Data records:
---

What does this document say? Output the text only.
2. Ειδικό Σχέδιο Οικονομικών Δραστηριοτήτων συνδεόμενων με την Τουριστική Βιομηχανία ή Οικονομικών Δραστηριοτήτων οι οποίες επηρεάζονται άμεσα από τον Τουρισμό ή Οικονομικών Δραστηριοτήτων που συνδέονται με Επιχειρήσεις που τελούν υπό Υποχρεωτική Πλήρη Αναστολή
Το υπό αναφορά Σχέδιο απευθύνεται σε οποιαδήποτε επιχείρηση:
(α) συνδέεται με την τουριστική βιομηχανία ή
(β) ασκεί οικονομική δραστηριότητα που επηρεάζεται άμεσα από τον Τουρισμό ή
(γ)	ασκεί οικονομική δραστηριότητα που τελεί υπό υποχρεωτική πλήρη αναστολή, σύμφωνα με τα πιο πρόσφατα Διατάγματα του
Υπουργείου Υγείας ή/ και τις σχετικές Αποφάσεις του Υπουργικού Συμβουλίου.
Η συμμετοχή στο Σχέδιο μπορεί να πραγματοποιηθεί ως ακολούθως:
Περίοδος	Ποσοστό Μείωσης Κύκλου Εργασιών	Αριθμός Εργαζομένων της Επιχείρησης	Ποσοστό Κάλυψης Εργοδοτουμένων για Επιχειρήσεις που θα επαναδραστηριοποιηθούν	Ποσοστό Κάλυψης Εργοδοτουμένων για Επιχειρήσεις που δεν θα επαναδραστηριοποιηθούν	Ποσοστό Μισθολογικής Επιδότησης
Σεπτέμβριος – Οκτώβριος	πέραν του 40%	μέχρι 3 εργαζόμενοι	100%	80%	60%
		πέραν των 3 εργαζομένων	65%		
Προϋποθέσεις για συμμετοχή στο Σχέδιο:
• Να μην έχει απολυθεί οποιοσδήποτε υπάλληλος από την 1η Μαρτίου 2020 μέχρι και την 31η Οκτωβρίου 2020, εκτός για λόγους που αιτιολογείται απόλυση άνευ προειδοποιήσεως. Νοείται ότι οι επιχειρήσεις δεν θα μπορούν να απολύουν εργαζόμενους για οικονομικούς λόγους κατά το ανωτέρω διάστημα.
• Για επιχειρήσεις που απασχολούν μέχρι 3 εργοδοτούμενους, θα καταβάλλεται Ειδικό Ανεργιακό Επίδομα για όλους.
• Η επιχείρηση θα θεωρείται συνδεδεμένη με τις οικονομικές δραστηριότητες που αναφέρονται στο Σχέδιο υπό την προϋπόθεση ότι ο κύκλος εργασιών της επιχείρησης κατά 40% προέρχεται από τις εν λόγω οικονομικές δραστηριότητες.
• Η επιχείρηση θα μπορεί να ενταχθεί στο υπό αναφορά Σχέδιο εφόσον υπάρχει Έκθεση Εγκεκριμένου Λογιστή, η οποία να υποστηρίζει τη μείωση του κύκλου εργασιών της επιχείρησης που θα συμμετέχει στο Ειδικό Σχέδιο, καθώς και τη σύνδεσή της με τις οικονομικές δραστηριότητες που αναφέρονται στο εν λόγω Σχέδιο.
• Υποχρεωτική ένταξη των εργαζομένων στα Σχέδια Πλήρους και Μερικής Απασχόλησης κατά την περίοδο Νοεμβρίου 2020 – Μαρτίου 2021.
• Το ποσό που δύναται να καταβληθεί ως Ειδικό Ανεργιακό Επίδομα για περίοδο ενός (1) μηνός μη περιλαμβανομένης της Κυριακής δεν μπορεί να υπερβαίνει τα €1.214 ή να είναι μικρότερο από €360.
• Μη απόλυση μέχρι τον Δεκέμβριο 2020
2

---

▶ [To do]:
Find the lines above that include the string "απόλυση" and copy them.

▶ [Solution to the problem]:
• Να μην έχει απολυθεί οποιοσδήποτε υπάλληλος από την 1η Μαρτίου 2020 μέχρι και την 31η Οκτωβρίου 2020, εκτός για λόγους που αιτιολογείται απόλυση άνευ προειδοποιήσεως. Νοείται ότι οι επιχειρήσεις δεν θα μπορούν να απολύουν εργαζόμενους για οικονομικούς λόγους κατά το ανωτέρω διάστημα.
• Μη απόλυση μέχρι τον Δεκέμβριο 2020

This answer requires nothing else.